### Passage to read
⟨

Now I'm REALLY confused. The link you provided earlier in the thread points to a C language example. That example is supposed to demonstrate the following (this is a quote from the Information Center):
When using the Invocation API to run Java programs, the destination for STDOUT and STDERR is controlled by the use of an environment variable called QIBM_USE_DESCRIPTOR_STDIO. If this environment variable is set to Y or I (for example, QIBM_USE_DESCRIPTOR_STDIO=Y), the Java virtual machine uses file descriptors for STDIN (fd 0), STDOUT (fd 1), and STDERR (fd 2). In this case, the program must set these file descriptors to valid values by opening them as the first three files or pipes in this job. The first file opened in the job is given fd of 0, the second fd of 1, and third is fd of 2. If the environment variable QIBM_USE_DESCRIPTOR_STDIO is not set or is set to any other value, file descriptors are not used for STDIN, STDOUT, or STDERR. Instead, STDOUT and STDERR are routed to a spooled file that is owned by the current job, and use of STDIN results in an IO exception. This quote is from the followng page: http://publib.boulder.ibm.com/infocenter/iseries/v5r4/index.jsp?topic=/rzaha/invocapi.htm
I don't believe the descriptors are actually used for the 3 I/O streams by Java. At least, all the evidence I have seen suggests that they aren't used.
So I'm really confused if you're telling me that they don't have to be 0, 1 and 2! Isn't that what the above paragraph is telling me?
I guess you might be saying that 0-2 must be open, but there's no easy way to detect it? So you just open 3 FDs and if they're 0-2, great they'll be used, if not you haven't done any harm by opening a few extra FDs?

⟩

### Source data
⟨

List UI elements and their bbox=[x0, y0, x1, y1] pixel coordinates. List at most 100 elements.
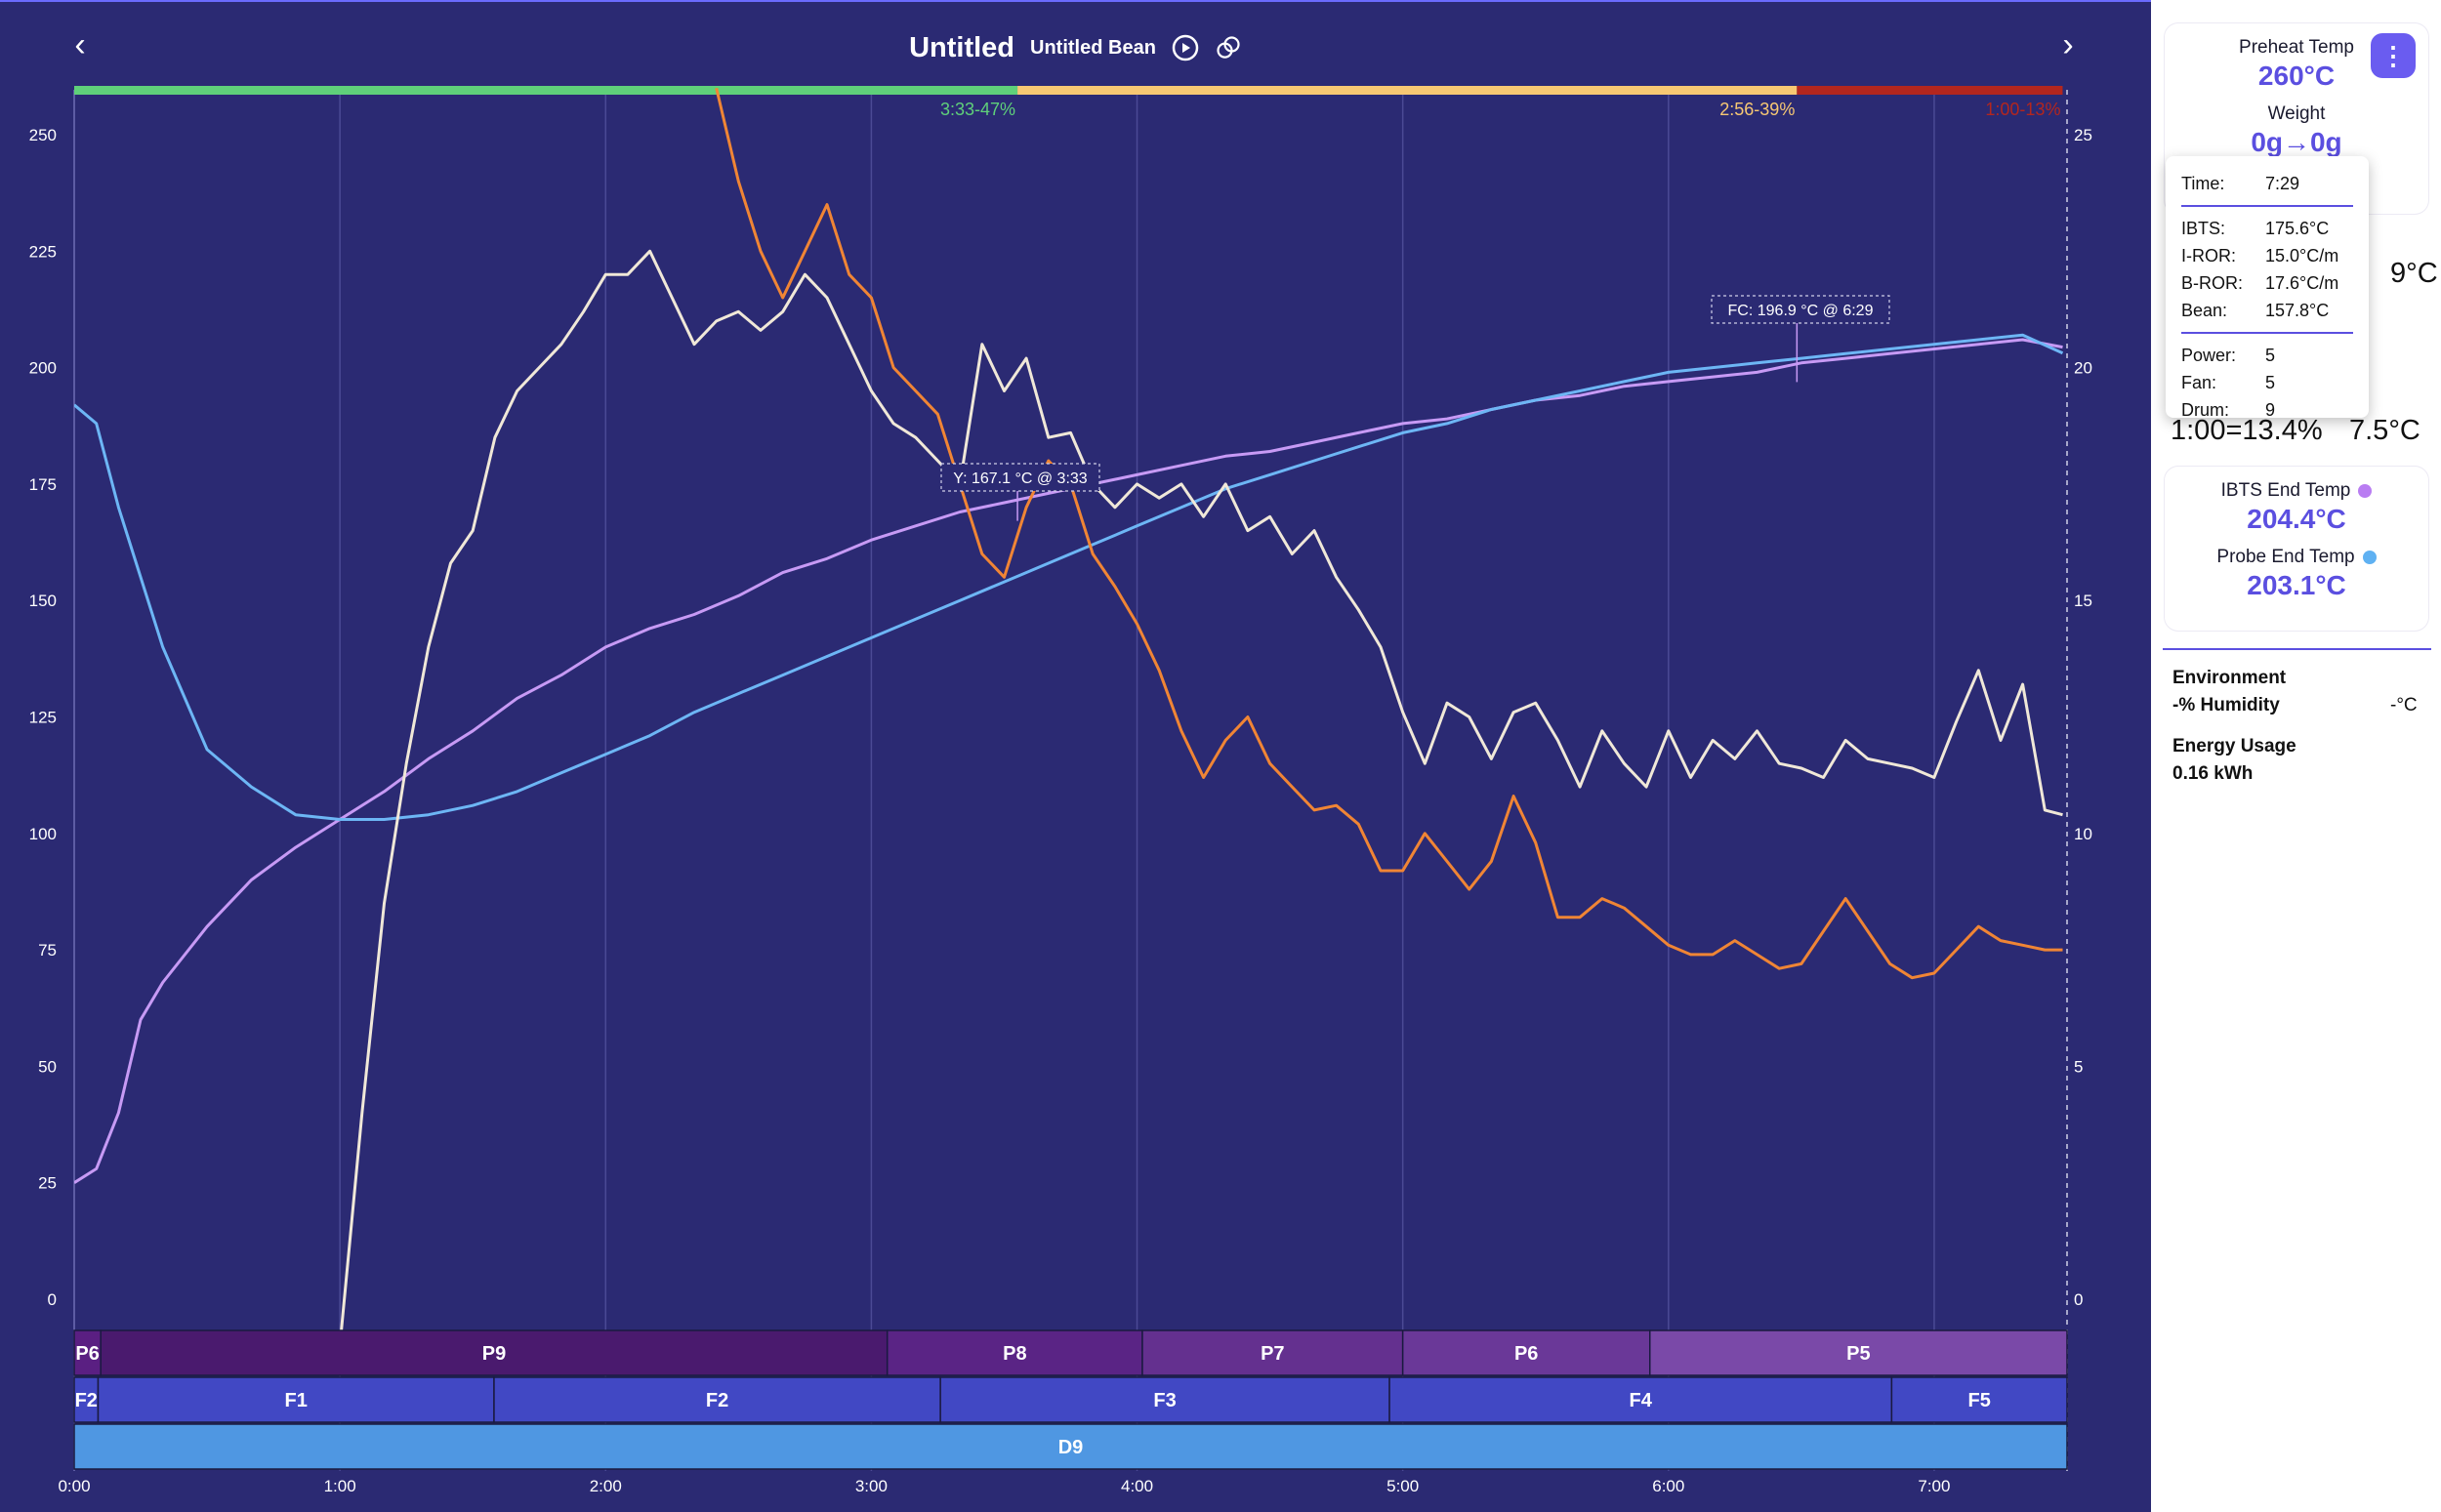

⟩

### What this exercise asks
• a. In the post on Java standard I/O descriptors, rewrite the part starting with "I guess you" and going on through "few extra FDs?", substituting "file descriptors" for "FDs".
• b. Answer these questions using the post on Java standard I/O descriptors:
(i) Which environment variable controls where STDOUT and STDERR go when the Invocation API runs Java programs?
(ii) If that variable is not set, where are STDOUT and STDERR routed?
(iii) How many FDs does the last paragraph suggest opening?

### Solutions to the problems
• a.
I guess you might be saying that 0-2 must be open, but there's no easy way to detect it? So you just open 3 file descriptors and if they're 0-2, great they'll be used, if not you haven't done any harm by opening a few extra file descriptors?

• b.
(i) QIBM_USE_DESCRIPTOR_STDIO.
(ii) To a spooled file owned by the current job.
(iii) Three.